| TEXT EXCERPT |
----------

In [1]:
import numpy as np
import sys
import os
import copy
import pandas as pd
import time

## Loading in the data
> Note: cannot use dataframes since this is NOT resampled for all gestures have different lengths!

In [2]:
#brc_path = "C:\\Users\\YamagamiLab\\Box\\Yamagami Lab\\Data\\$M data segmented\\segmented_filtered_data"
laptop_path = "C:\\Users\\kdmen\\Box\\Yamagami Lab\\Data\\2024_UIST_dataset\\upload\\segmented_raw_data"

In [3]:
# pID 101 doesn't exist
# each participant has 100 experimenter defined files and 50 user defined files
# 10 experimenter defined gestures and 5 user defined gestures

file_types = ["IMU_extract", "movavg_files"]
expt_types = ["experimenter-defined"] # user-defined, standardized, rehab

## Rehab is variations!

----------

| RECORDED DATA |

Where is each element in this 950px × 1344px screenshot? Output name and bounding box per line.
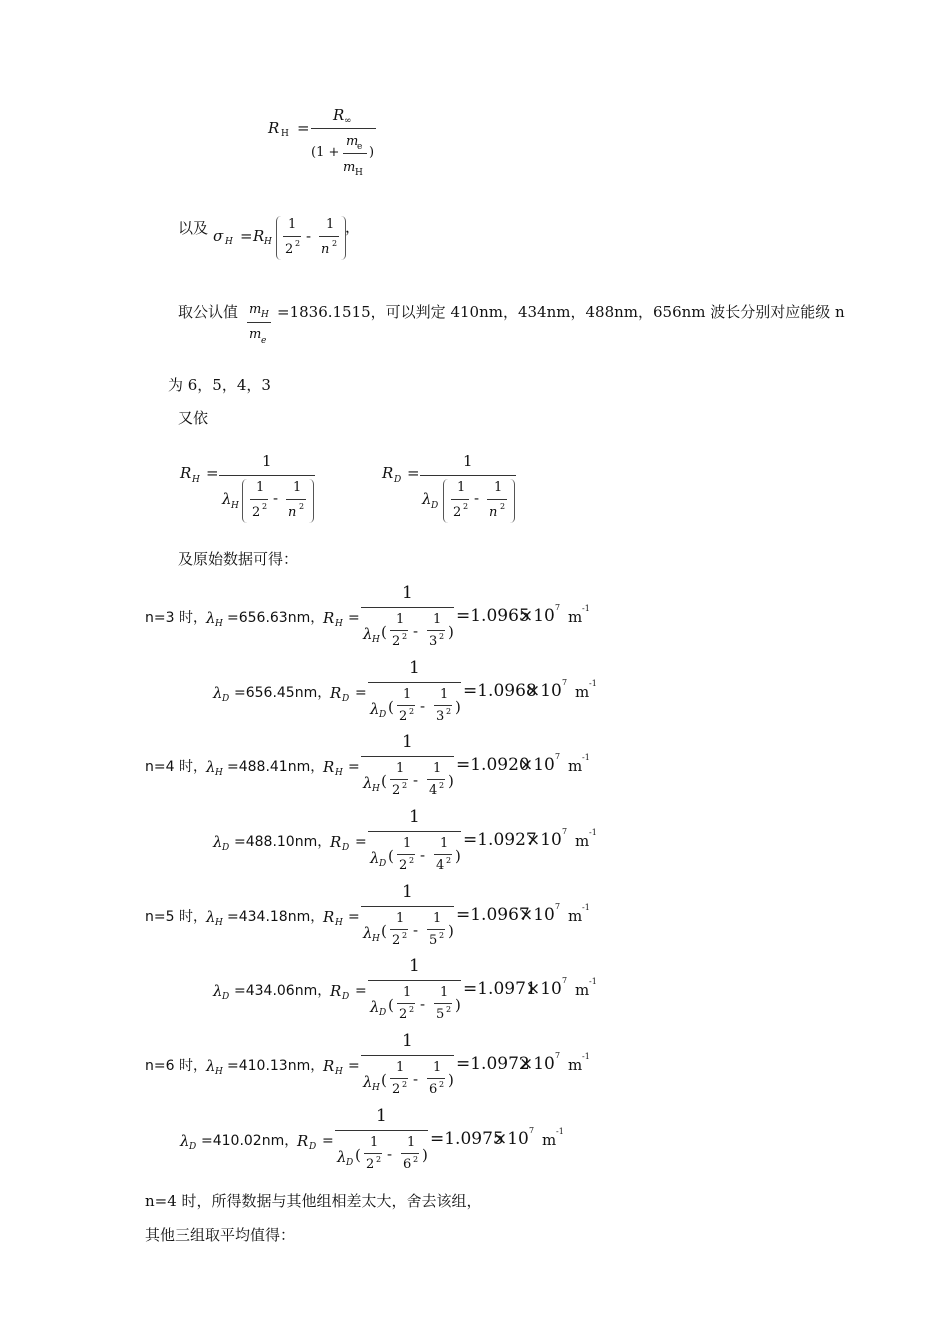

----------

| TASK PROMPT |
According to the notebook excerpt, state how many user-defined files each participant has.

| ANSWER |
Each participant has 50 user-defined files.